▶ [Work required] Render the data as a numbered list, starting at the line that contains "section-row <box>66 178 852 209</box>" and ending at the line that contains "row-target: 3 <box>610 283 730 491</box>". Include both of those lines and leave out any blank lines.

[START Data to use]

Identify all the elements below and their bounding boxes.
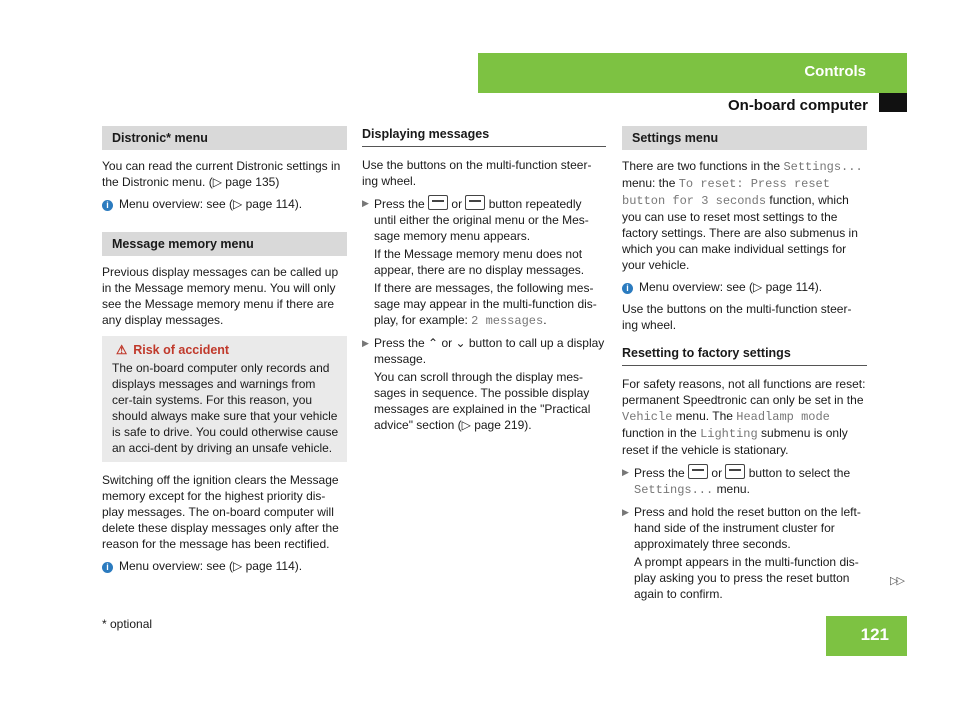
warning-triangle-icon: ⚠ [116, 343, 128, 357]
text: For safety reasons, not all functions are reset: permanent Speedtronic can only be set in the [622, 377, 866, 407]
warning-text: The on-board computer only records and displays messages and warnings from cer-tain systems. For this reason, you should always make sure that your vehicle is safe to drive. You could otherwise cause an acci-dent by driving an unsafe vehicle. [112, 361, 339, 455]
step-text: Press the [374, 336, 425, 350]
page-number-box [826, 616, 907, 656]
step-text: button repeatedly until either the original menu or the Mes-sage memory menu appears. [374, 197, 589, 243]
menu-down-button-icon [465, 195, 485, 210]
display-code: Headlamp mode [736, 410, 830, 424]
info-text: Menu overview: see (▷ page 114). [639, 280, 823, 294]
step-text: button to call up a display message. [374, 336, 605, 366]
info-icon: i [102, 200, 113, 211]
displaying-messages-heading: Displaying messages [362, 126, 606, 147]
display-code: Lighting [700, 427, 758, 441]
menu-up-button-icon [428, 195, 448, 210]
scroll-down-icon: ⌄ [455, 336, 466, 350]
step-note: A prompt appears in the multi-function dis-play asking you to press the reset button again to confirm. [634, 555, 859, 601]
step-2 [362, 335, 606, 433]
menu-up-button-icon [688, 464, 708, 479]
warning-box [102, 336, 347, 462]
settings-heading: Settings menu [622, 126, 867, 150]
step-2 [622, 504, 867, 602]
info-text: Menu overview: see (▷ page 114). [119, 559, 303, 573]
step-text: Press the [374, 197, 425, 211]
text: function, which you can use to reset most settings to the factory settings. There are also submenus in which you can make individual settings for your vehicle. [622, 193, 858, 272]
step-note: If there are messages, the following mes-sage may appear in the multi-function dis-play, for example: 2 messages. [374, 281, 597, 328]
bullet-arrow-icon: ▶ [622, 507, 629, 517]
display-code: 2 messages [471, 314, 544, 328]
footnote: * optional [102, 617, 153, 631]
warning-title-text: Risk of accident [133, 343, 230, 357]
scroll-up-icon: ⌃ [428, 336, 439, 350]
display-code: Vehicle [622, 410, 673, 424]
step-text: Press the [634, 466, 685, 480]
menu-down-button-icon [725, 464, 745, 479]
text: menu: the [622, 176, 676, 190]
steering-wheel-text: Use the buttons on the multi-function steer-ing wheel. [362, 158, 592, 188]
bullet-arrow-icon: ▶ [362, 198, 369, 208]
or-text: or [451, 197, 463, 211]
step-text: button to select the [748, 466, 851, 480]
step-1 [622, 464, 867, 498]
distronic-heading: Distronic* menu [102, 126, 347, 150]
info-note [622, 279, 867, 295]
settings-text [622, 158, 867, 273]
text: menu. The [675, 409, 733, 423]
message-memory-heading: Message memory menu [102, 232, 347, 256]
step-note-text: If there are messages, the following mes-sage may appear in the multi-function dis-play, for example: [374, 281, 597, 327]
display-code: Settings... [783, 160, 863, 174]
text: function in the [622, 426, 697, 440]
step-1 [362, 195, 606, 329]
continued-marker: ▷▷ [890, 575, 903, 587]
text: submenu is only reset if the vehicle is stationary. [622, 426, 848, 457]
section-tab [478, 53, 907, 93]
step-text: menu. [716, 482, 750, 496]
bullet-arrow-icon: ▶ [622, 467, 629, 477]
factory-reset-text [622, 376, 867, 458]
step-note: If the Message memory menu does not appear, there are no display messages. [374, 247, 585, 277]
info-icon: i [622, 283, 633, 294]
or-text: or [441, 336, 453, 350]
display-code: Settings... [634, 483, 714, 497]
page-number: 121 [860, 625, 889, 644]
info-text: Menu overview: see (▷ page 114). [119, 197, 303, 211]
steering-wheel-text: Use the buttons on the multi-function steer-ing wheel. [622, 302, 852, 332]
bullet-arrow-icon: ▶ [362, 338, 369, 348]
ignition-text: Switching off the ignition clears the Message memory except for the highest priority dis-play messages. The on-board computer will delete these display messages only after the reason for the message has been rectified. [102, 473, 339, 551]
info-icon: i [102, 562, 113, 573]
column-3 [622, 126, 867, 608]
step-note: You can scroll through the display mes-sages in sequence. The possible display messages are explained in the "Practical advice" section (▷ page 219). [374, 370, 591, 432]
info-note [102, 196, 347, 212]
info-note-2 [102, 558, 347, 574]
display-code: To reset: Press reset button for 3 seconds [622, 177, 830, 208]
message-memory-text: Previous display messages can be called up in the Message memory menu. You will only see the Message memory menu if there are any display messages. [102, 265, 339, 327]
warning-title [112, 342, 339, 358]
step-text: Press and hold the reset button on the left-hand side of the instrument cluster for approximately three seconds. [634, 505, 861, 551]
column-1 [102, 126, 347, 580]
text: There are two functions in the [622, 159, 781, 173]
thumb-marker [879, 93, 907, 112]
column-2 [362, 126, 606, 439]
distronic-text: You can read the current Distronic settings in the Distronic menu. (▷ page 135) [102, 159, 341, 189]
section-title: Controls [804, 63, 866, 80]
or-text: or [711, 466, 723, 480]
factory-reset-heading: Resetting to factory settings [622, 345, 867, 366]
subsection-title: On-board computer [727, 97, 868, 114]
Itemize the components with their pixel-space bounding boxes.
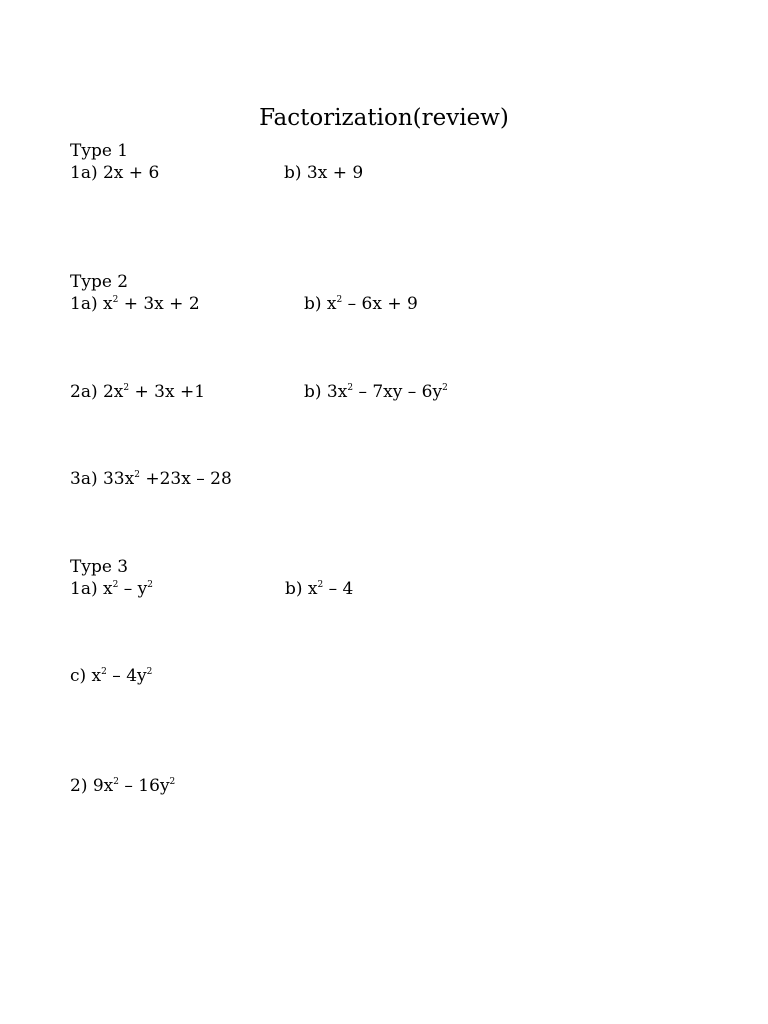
type3-heading: Type 3: [70, 557, 129, 577]
type2-question-3a: 3a) $33x^2 +23x - 28$: [70, 469, 232, 489]
type2-question-2b: b) $3x^2 - 7xy - 6y^2$: [304, 382, 448, 402]
type3-question-1c: c) $x^2 - 4y^2$: [70, 666, 153, 686]
type2-question-1a: 1a) $x^2 + 3x + 2$: [70, 294, 200, 314]
type1-question-1b: b) 3x + 9: [284, 163, 364, 183]
type3-question-1a: 1a) $x^2 - y^2$: [70, 579, 153, 599]
type2-heading: Type 2: [70, 272, 129, 292]
type1-heading: Type 1: [70, 141, 129, 161]
type3-question-2: 2) $9x^2 - 16y^2$: [70, 776, 176, 796]
type2-question-2a: 2a) $2x^2 + 3x +1$: [70, 382, 206, 402]
page-title: Factorization(review): [259, 105, 509, 131]
type2-question-1b: b) $x^2 - 6x + 9$: [304, 294, 418, 314]
type1-question-1a: 1a) 2x + 6: [70, 163, 160, 183]
type3-question-1b: b) $x^2 - 4$: [285, 579, 354, 599]
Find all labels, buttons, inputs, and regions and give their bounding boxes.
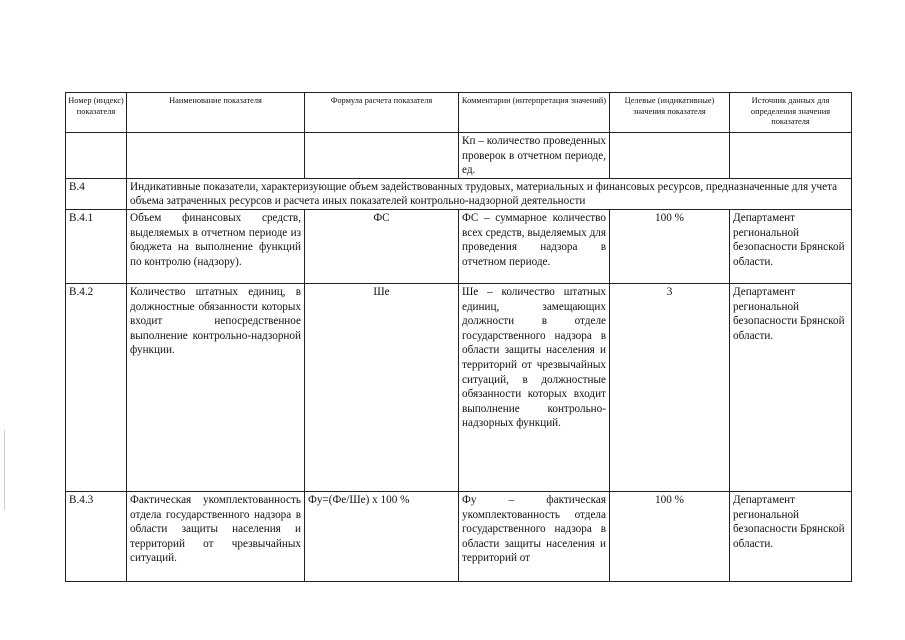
section-row <box>66 178 852 209</box>
row-number: В.4.2 <box>66 283 127 491</box>
row-target: 100 % <box>610 491 730 581</box>
row-formula: ФС <box>305 209 459 283</box>
row-source: Департамент региональной безопасности Брянской области. <box>730 491 852 581</box>
continuation-comment: Кп – количество проведенных проверок в отчетном периоде, ед. <box>459 133 610 179</box>
table-row <box>66 491 852 581</box>
row-number: В.4.3 <box>66 491 127 581</box>
row-number: В.4.1 <box>66 209 127 283</box>
row-target: 3 <box>610 283 730 491</box>
header-number: Номер (индекс) показателя <box>66 93 127 133</box>
header-name: Наименование показателя <box>127 93 305 133</box>
row-comment: Ше – количество штатных единиц, замещающих должности в отделе государственного надзора в области защиты населения и территорий от чрезвычайных ситуаций, в должностные обязанности которых входит выполнение контрольно-надзорных функций. <box>459 283 610 491</box>
continuation-source <box>730 133 852 179</box>
row-formula: Ше <box>305 283 459 491</box>
row-target: 100 % <box>610 209 730 283</box>
table-row <box>66 283 852 491</box>
indicators-table <box>65 92 852 582</box>
continuation-target <box>610 133 730 179</box>
row-name: Объем финансовых средств, выделяемых в отчетном периоде из бюджета на выполнение функций по контролю (надзору). <box>127 209 305 283</box>
row-source: Департамент региональной безопасности Брянской области. <box>730 209 852 283</box>
header-target: Целевые (индикативные) значения показателя <box>610 93 730 133</box>
continuation-row <box>66 133 852 179</box>
row-name: Фактическая укомплектованность отдела государственного надзора в области защиты населения и территорий от чрезвычайных ситуаций. <box>127 491 305 581</box>
header-source: Источник данных для определения значения показателя <box>730 93 852 133</box>
continuation-formula <box>305 133 459 179</box>
row-comment: ФС – суммарное количество всех средств, выделяемых для проведения надзора в отчетном периоде. <box>459 209 610 283</box>
row-formula: Фу=(Фе/Ше) х 100 % <box>305 491 459 581</box>
header-formula: Формула расчета показателя <box>305 93 459 133</box>
row-comment: Фу – фактическая укомплектованность отдела государственного надзора в области защиты населения и территорий от <box>459 491 610 581</box>
header-row <box>66 93 852 133</box>
header-comments: Комментарии (интерпретация значений) <box>459 93 610 133</box>
continuation-name <box>127 133 305 179</box>
row-name: Количество штатных единиц, в должностные обязанности которых входит непосредственное выполнение контрольно-надзорной функции. <box>127 283 305 491</box>
section-number: В.4 <box>66 178 127 209</box>
section-text: Индикативные показатели, характеризующие объем задействованных трудовых, материальных и финансовых ресурсов, предназначенные для учета объема затраченных ресурсов и расчета иных показателей контрольно-надзорной деятельности <box>127 178 852 209</box>
table-row <box>66 209 852 283</box>
scan-margin-mark <box>4 430 5 510</box>
row-source: Департамент региональной безопасности Брянской области. <box>730 283 852 491</box>
continuation-number <box>66 133 127 179</box>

[END Data to use]

▶ [Solved problem]
1. section-row <box>66 178 852 209</box>
2. row-number: В.4.2 <box>66 283 127 491</box>
3. row-target: 100 % <box>610 491 730 581</box>
4. row-formula: ФС <box>305 209 459 283</box>
5. row-source: Департамент региональной безопасности Брянской области. <box>730 491 852 581</box>
6. continuation-comment: Кп – количество проведенных проверок в отчетном периоде, ед. <box>459 133 610 179</box>
7. table-row <box>66 491 852 581</box>
8. row-number: В.4.3 <box>66 491 127 581</box>
9. row-number: В.4.1 <box>66 209 127 283</box>
10. row-target: 3 <box>610 283 730 491</box>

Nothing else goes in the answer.